[THE PROBLEM]
Please reproduce, unchanged, the part of the listing that opens with the line containing "members-heading: 교우소식 [36, 1072, 125, 1102]" and closes with the line containing "notice-line: 광화문 빌딩".

[DATA ROWS]
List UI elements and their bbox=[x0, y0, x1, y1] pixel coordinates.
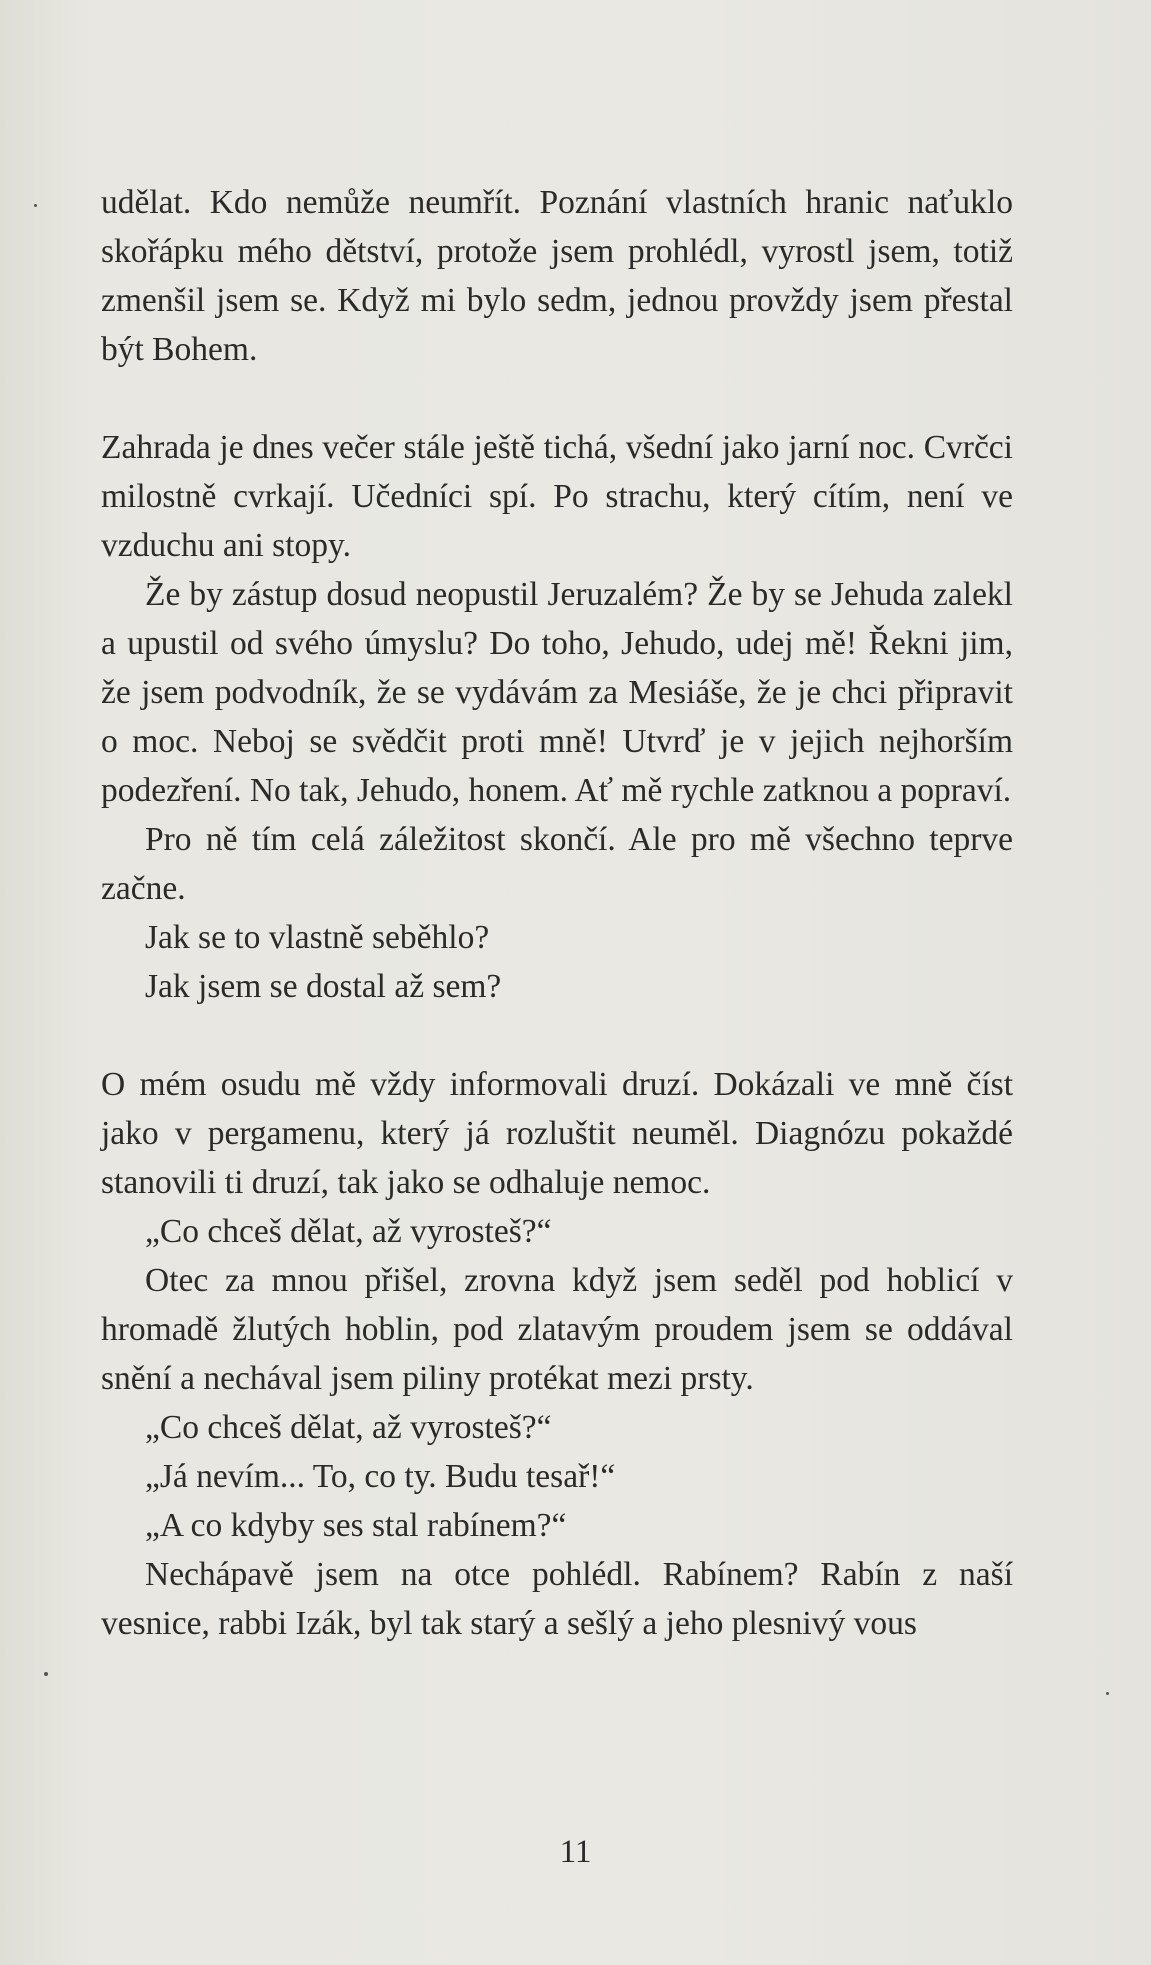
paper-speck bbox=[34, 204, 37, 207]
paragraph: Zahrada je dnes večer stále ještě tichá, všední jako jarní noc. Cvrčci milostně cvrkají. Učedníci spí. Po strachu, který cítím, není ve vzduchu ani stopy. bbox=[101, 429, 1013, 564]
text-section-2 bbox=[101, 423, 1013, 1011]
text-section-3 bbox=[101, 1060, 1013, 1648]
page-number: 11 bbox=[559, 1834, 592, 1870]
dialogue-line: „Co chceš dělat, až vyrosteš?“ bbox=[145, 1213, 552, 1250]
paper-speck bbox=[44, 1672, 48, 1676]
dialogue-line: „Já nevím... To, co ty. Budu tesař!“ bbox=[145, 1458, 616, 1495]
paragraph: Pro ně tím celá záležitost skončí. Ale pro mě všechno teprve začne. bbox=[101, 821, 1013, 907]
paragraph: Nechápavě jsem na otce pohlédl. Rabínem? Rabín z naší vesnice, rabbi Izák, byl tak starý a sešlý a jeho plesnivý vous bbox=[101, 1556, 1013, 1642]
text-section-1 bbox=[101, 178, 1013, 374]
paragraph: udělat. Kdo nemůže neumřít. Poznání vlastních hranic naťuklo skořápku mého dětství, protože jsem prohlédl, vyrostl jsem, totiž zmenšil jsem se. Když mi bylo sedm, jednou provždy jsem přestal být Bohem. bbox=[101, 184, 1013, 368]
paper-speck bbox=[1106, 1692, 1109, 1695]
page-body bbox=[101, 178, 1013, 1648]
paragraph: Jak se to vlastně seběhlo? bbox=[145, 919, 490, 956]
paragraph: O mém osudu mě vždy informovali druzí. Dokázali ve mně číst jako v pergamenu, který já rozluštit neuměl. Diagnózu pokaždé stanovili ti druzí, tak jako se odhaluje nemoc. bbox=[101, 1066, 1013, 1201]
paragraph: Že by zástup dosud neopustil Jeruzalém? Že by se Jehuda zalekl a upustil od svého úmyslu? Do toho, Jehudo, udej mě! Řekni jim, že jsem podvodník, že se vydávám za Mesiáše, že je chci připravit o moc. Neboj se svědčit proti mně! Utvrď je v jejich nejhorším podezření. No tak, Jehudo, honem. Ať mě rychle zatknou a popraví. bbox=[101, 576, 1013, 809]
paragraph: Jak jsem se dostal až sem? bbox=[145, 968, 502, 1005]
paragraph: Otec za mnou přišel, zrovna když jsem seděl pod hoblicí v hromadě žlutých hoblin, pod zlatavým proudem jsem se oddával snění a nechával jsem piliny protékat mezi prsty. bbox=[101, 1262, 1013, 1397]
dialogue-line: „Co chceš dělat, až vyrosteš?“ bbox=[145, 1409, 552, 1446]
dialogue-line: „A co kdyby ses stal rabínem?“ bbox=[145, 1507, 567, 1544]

...

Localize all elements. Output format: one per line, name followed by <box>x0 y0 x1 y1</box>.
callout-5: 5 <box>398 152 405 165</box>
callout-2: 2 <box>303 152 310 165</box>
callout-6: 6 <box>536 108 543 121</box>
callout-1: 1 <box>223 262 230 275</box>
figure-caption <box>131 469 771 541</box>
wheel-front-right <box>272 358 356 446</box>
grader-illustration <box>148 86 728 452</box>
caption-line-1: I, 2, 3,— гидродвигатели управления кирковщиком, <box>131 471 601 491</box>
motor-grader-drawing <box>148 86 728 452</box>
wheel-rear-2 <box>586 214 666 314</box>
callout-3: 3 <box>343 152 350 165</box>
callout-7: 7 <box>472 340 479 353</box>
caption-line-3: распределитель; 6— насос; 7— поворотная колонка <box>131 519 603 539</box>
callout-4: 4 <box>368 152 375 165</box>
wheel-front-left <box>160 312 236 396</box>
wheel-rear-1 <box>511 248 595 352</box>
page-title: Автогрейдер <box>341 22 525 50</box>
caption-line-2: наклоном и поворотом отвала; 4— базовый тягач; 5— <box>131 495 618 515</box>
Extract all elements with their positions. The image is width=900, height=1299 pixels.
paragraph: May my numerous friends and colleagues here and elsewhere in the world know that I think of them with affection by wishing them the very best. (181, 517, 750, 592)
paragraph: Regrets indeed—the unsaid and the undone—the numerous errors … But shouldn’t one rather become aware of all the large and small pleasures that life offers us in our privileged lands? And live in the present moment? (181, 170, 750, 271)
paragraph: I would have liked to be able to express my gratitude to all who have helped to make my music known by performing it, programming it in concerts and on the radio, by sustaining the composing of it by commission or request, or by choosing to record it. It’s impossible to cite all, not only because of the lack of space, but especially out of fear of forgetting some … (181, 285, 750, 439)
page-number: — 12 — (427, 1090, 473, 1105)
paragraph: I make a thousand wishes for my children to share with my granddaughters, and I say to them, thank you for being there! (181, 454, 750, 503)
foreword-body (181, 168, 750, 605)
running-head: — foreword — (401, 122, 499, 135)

==

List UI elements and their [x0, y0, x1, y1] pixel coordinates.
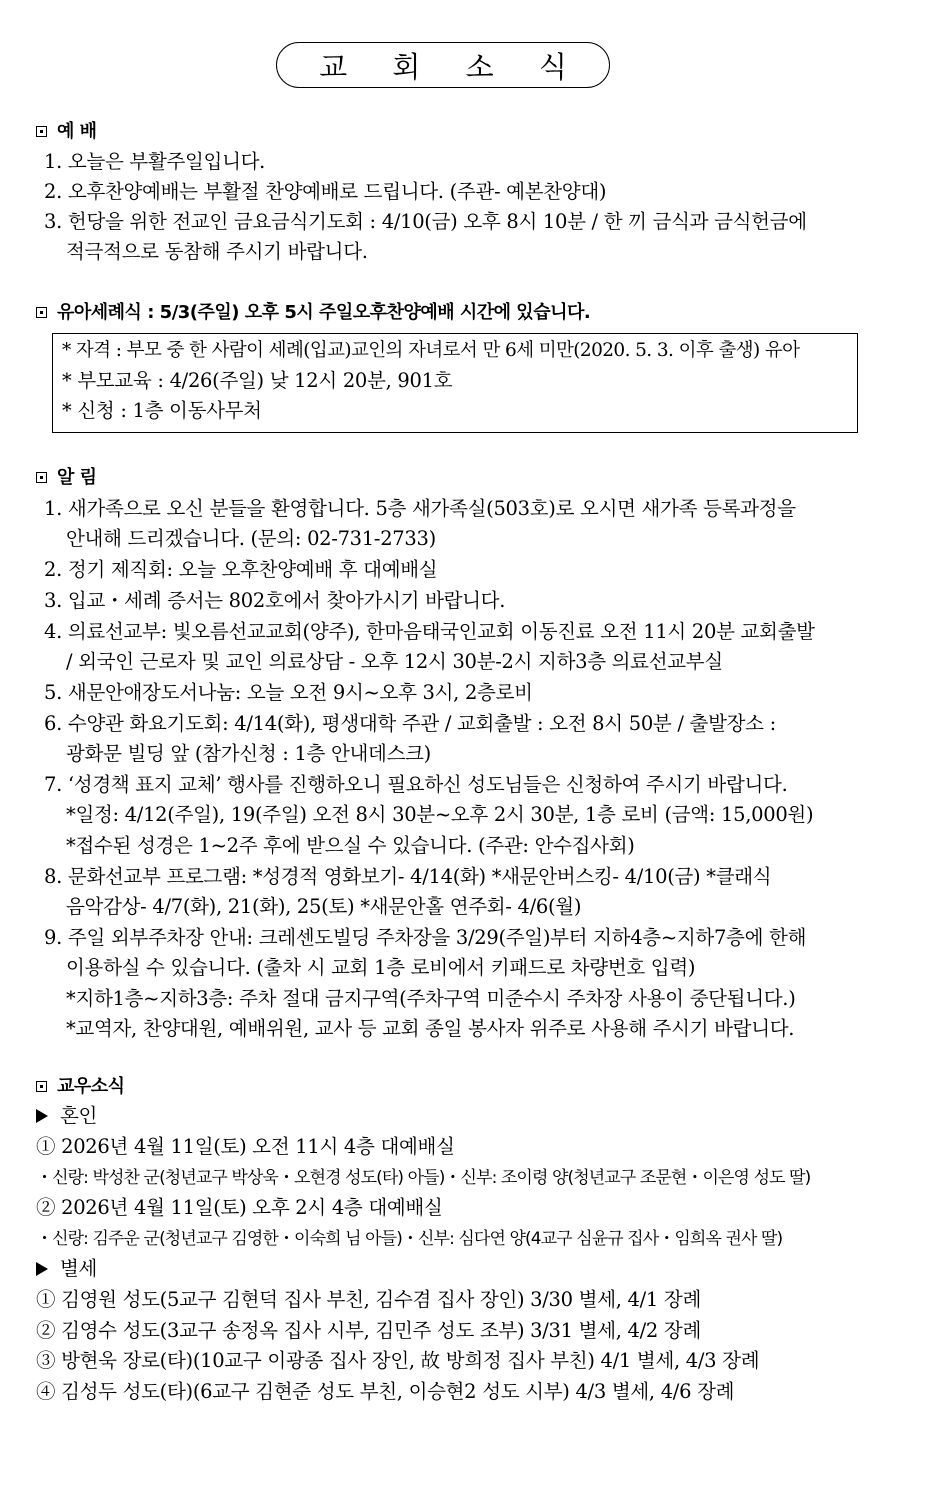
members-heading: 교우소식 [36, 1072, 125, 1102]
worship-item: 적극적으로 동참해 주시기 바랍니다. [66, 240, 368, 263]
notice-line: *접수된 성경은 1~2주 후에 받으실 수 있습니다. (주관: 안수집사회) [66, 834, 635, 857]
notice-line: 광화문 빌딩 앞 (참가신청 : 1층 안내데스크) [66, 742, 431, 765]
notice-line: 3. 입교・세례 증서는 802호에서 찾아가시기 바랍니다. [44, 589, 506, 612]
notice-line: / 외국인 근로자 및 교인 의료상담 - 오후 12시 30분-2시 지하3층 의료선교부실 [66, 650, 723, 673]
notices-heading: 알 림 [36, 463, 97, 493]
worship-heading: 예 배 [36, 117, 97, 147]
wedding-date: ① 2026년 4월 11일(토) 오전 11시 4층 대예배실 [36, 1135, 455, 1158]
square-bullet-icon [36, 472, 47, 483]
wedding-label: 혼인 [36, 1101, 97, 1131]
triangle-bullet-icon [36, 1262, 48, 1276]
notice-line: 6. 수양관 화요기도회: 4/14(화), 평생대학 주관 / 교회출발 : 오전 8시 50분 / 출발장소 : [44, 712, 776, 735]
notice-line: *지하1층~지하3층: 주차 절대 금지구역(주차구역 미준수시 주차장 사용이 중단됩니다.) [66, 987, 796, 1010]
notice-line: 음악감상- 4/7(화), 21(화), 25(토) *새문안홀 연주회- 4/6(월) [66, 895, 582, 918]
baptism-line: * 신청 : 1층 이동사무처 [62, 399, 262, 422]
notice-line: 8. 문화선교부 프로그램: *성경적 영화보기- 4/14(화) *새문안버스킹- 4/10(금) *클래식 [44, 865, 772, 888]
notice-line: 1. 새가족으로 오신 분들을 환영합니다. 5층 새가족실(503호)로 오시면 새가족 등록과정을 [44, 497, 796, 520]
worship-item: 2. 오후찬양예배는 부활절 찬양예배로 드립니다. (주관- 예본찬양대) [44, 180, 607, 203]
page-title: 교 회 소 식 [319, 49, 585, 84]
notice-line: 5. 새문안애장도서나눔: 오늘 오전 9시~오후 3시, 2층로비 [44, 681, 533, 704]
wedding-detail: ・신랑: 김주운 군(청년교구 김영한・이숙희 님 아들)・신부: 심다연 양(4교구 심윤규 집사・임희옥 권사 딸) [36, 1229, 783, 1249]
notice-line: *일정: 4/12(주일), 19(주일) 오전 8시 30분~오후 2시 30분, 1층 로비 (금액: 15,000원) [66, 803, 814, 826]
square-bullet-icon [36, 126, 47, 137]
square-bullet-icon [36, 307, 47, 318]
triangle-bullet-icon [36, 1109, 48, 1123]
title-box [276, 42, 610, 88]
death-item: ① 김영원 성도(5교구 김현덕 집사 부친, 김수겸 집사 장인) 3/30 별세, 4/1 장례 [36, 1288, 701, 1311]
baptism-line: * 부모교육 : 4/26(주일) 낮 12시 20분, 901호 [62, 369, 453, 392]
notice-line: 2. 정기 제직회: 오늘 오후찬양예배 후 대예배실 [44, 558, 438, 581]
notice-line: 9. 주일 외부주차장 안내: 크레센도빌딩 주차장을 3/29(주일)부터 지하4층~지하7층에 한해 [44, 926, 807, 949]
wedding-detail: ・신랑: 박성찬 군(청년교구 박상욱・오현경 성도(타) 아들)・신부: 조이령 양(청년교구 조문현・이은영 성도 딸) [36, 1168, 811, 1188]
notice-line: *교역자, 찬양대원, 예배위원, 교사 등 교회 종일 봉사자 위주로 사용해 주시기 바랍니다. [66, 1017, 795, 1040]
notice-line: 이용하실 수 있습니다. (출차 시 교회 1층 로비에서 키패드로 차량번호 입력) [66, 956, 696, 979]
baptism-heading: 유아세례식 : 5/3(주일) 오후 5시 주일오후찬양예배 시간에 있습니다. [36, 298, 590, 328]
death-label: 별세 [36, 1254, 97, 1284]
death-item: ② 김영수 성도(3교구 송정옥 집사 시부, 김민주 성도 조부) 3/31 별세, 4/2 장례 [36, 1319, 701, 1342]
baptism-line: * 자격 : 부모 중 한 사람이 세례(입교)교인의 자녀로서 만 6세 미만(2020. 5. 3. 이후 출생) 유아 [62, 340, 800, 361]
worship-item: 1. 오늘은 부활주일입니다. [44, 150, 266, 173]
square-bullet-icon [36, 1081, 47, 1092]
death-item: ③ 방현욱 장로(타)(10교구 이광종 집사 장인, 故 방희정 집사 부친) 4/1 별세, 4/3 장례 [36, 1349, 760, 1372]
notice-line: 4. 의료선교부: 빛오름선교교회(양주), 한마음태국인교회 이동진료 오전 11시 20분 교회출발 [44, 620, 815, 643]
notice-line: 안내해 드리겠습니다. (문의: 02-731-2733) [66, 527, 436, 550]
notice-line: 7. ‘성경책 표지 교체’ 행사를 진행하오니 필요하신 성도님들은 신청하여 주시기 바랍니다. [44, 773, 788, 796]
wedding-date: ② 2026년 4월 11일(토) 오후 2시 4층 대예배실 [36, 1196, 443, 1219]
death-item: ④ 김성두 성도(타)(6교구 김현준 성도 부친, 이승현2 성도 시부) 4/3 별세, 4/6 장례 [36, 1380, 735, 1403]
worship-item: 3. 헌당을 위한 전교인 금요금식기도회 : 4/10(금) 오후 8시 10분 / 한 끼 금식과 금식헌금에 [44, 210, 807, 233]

[TASK RESULT]
members-heading: 교우소식 [36, 1072, 125, 1102]
worship-item: 적극적으로 동참해 주시기 바랍니다. [66, 240, 368, 263]
notice-line: *접수된 성경은 1~2주 후에 받으실 수 있습니다. (주관: 안수집사회) [66, 834, 635, 857]
notice-line: 광화문 빌딩 앞 (참가신청 : 1층 안내데스크) [66, 742, 431, 765]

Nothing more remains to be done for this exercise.